Within the data below, state how many lines contain the string "localhost". Provide the number only.
# Start of Entries provided
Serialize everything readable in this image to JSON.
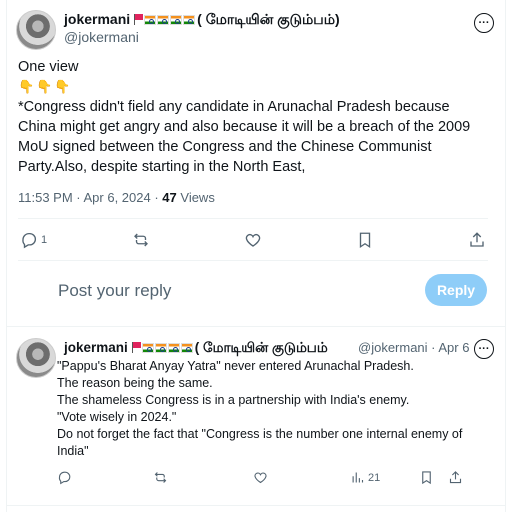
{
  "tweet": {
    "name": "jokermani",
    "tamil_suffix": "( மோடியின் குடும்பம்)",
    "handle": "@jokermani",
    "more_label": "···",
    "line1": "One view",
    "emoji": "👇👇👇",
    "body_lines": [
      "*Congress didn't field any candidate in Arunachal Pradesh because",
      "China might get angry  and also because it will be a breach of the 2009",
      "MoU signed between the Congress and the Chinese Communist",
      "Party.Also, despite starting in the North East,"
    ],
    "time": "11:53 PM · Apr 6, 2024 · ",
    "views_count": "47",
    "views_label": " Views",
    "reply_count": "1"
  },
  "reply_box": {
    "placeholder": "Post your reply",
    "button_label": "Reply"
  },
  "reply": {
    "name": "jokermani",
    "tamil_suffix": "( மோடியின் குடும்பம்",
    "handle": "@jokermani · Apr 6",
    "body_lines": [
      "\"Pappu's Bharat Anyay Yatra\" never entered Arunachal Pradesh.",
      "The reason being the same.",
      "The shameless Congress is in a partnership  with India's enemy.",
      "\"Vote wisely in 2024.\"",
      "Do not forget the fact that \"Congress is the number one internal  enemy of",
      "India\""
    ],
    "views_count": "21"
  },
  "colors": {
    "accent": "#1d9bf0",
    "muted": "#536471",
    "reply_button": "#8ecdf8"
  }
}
# End of Entries provided
# Start of Entries provided
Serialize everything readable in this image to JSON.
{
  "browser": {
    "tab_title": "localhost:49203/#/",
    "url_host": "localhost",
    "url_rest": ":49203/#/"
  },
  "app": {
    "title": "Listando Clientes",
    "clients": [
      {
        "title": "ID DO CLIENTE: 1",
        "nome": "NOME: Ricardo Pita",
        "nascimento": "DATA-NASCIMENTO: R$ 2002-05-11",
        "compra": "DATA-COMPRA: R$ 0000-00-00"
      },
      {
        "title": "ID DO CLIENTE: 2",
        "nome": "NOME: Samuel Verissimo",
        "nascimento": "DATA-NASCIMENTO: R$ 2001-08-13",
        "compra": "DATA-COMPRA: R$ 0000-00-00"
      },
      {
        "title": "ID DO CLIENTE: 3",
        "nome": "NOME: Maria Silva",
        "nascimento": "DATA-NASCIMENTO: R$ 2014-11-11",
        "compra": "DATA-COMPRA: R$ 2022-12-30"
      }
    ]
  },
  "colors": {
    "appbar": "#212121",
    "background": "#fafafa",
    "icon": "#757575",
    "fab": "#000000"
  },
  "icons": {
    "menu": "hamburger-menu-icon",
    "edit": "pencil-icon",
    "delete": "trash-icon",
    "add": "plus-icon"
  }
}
# End of Entries provided
### Solution for this exercise
2